▶ What is needed
Your task is to repeat all of the data exactly while excluding the pictures.

Dataset entries

——

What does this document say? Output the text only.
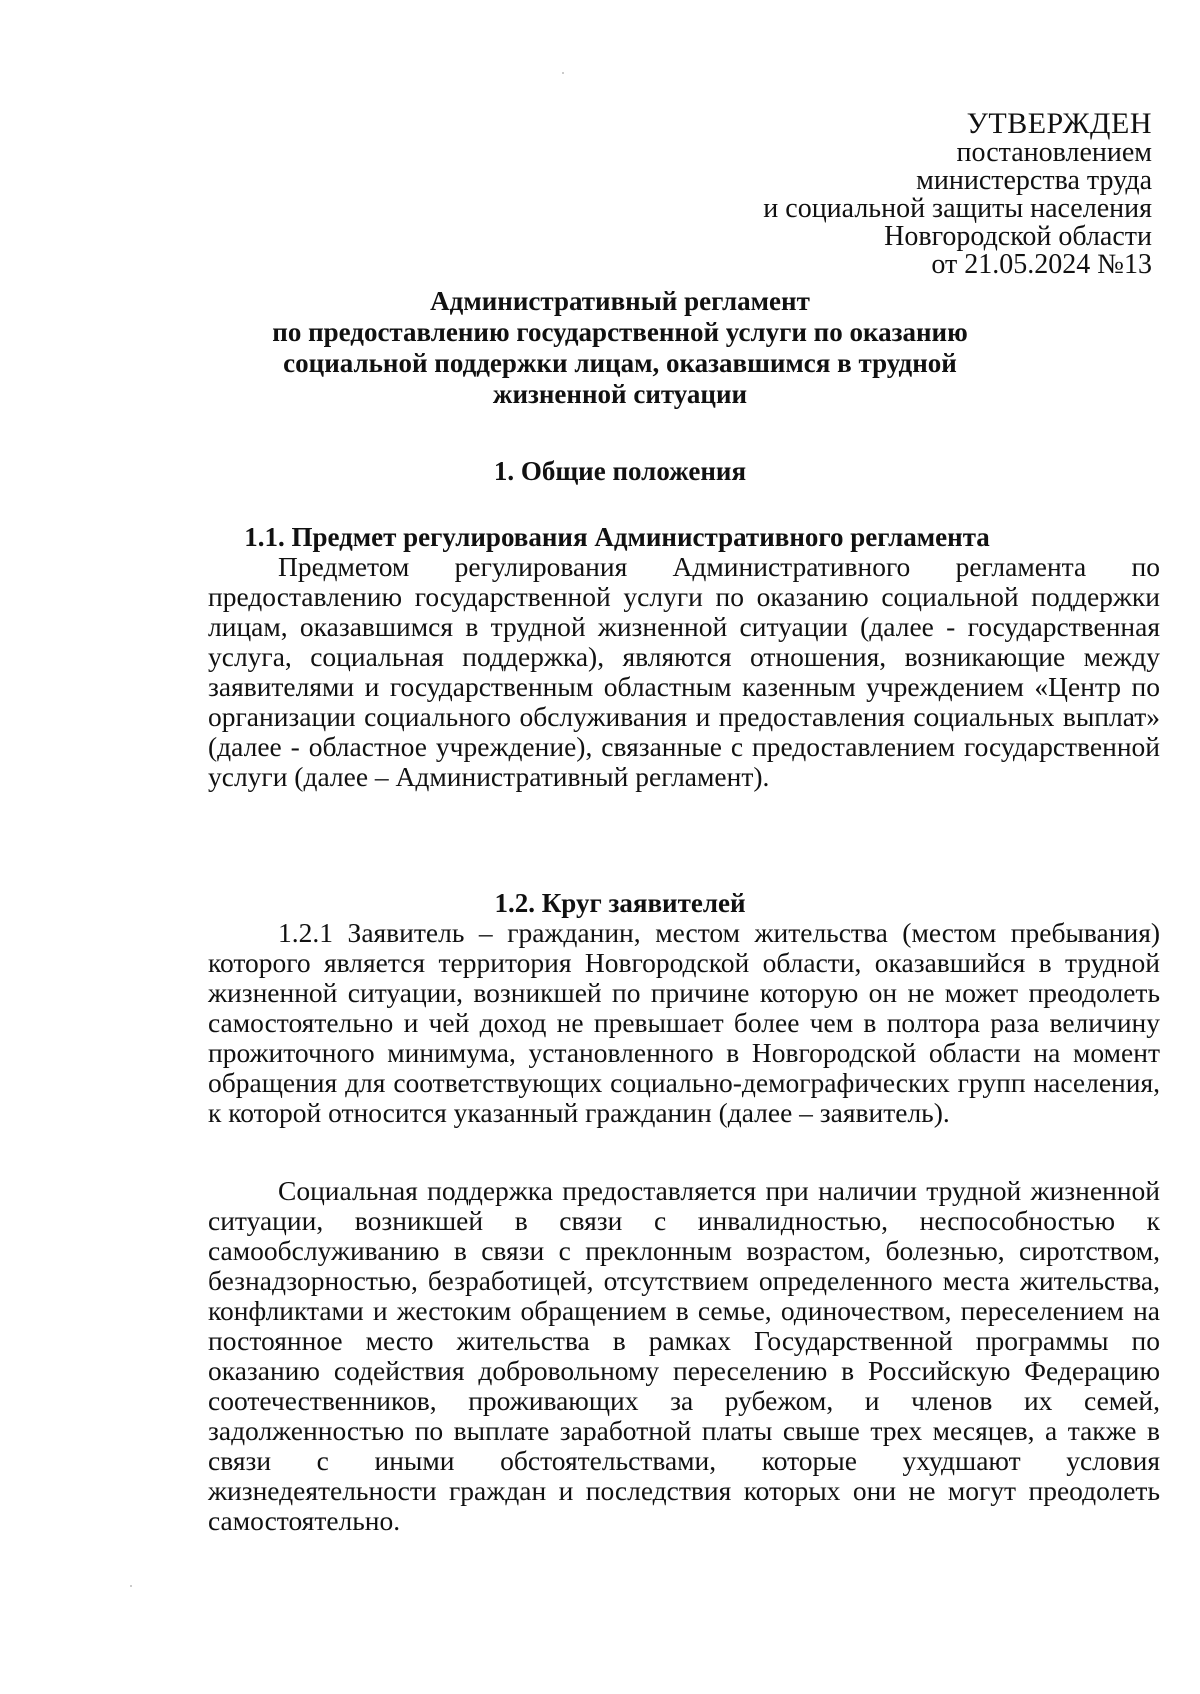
УТВЕРЖДЕН
постановлением
министерства труда
и социальной защиты населения
Новгородской области
от 21.05.2024 №13
Административный регламент
по предоставлению государственной услуги по оказанию
социальной поддержки лицам, оказавшимся в трудной
жизненной ситуации
1. Общие положения
1.1. Предмет регулирования Административного регламента

Предметом регулирования Административного регламента по предоставлению государственной услуги по оказанию социальной поддержки лицам, оказавшимся в трудной жизненной ситуации (далее - государственная услуга, социальная поддержка), являются отношения, возникающие между заявителями и государственным областным казенным учреждением «Центр по организации социального обслуживания и предоставления социальных выплат» (далее - областное учреждение), связанные с предоставлением государственной услуги (далее – Административный регламент).

1.2. Круг заявителей

1.2.1 Заявитель – гражданин, местом жительства (местом пребывания) которого является территория Новгородской области, оказавшийся в трудной жизненной ситуации, возникшей по причине которую он не может преодолеть самостоятельно и чей доход не превышает более чем в полтора раза величину прожиточного минимума, установленного в Новгородской области на момент обращения для соответствующих социально-демографических групп населения, к которой относится указанный гражданин (далее – заявитель).

Социальная поддержка предоставляется при наличии трудной жизненной ситуации, возникшей в связи с инвалидностью, неспособностью к самообслуживанию в связи с преклонным возрастом, болезнью, сиротством, безнадзорностью, безработицей, отсутствием определенного места жительства, конфликтами и жестоким обращением в семье, одиночеством, переселением на постоянное место жительства в рамках Государственной программы по оказанию содействия добровольному переселению в Российскую Федерацию соотечественников, проживающих за рубежом, и членов их семей, задолженностью по выплате заработной платы свыше трех месяцев, а также в связи с иными обстоятельствами, которые ухудшают условия жизнедеятельности граждан и последствия которых они не могут преодолеть самостоятельно.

——

▶ Output of the task
What does this document say? Output the text only.
УТВЕРЖДЕН
постановлением
министерства труда
и социальной защиты населения
Новгородской области
от 21.05.2024 №13
Административный регламент
по предоставлению государственной услуги по оказанию
социальной поддержки лицам, оказавшимся в трудной
жизненной ситуации
1. Общие положения
1.1. Предмет регулирования Административного регламента

Предметом регулирования Административного регламента по предоставлению государственной услуги по оказанию социальной поддержки лицам, оказавшимся в трудной жизненной ситуации (далее - государственная услуга, социальная поддержка), являются отношения, возникающие между заявителями и государственным областным казенным учреждением «Центр по организации социального обслуживания и предоставления социальных выплат» (далее - областное учреждение), связанные с предоставлением государственной услуги (далее – Административный регламент).

1.2. Круг заявителей

1.2.1 Заявитель – гражданин, местом жительства (местом пребывания) которого является территория Новгородской области, оказавшийся в трудной жизненной ситуации, возникшей по причине которую он не может преодолеть самостоятельно и чей доход не превышает более чем в полтора раза величину прожиточного минимума, установленного в Новгородской области на момент обращения для соответствующих социально-демографических групп населения, к которой относится указанный гражданин (далее – заявитель).

Социальная поддержка предоставляется при наличии трудной жизненной ситуации, возникшей в связи с инвалидностью, неспособностью к самообслуживанию в связи с преклонным возрастом, болезнью, сиротством, безнадзорностью, безработицей, отсутствием определенного места жительства, конфликтами и жестоким обращением в семье, одиночеством, переселением на постоянное место жительства в рамках Государственной программы по оказанию содействия добровольному переселению в Российскую Федерацию соотечественников, проживающих за рубежом, и членов их семей, задолженностью по выплате заработной платы свыше трех месяцев, а также в связи с иными обстоятельствами, которые ухудшают условия жизнедеятельности граждан и последствия которых они не могут преодолеть самостоятельно.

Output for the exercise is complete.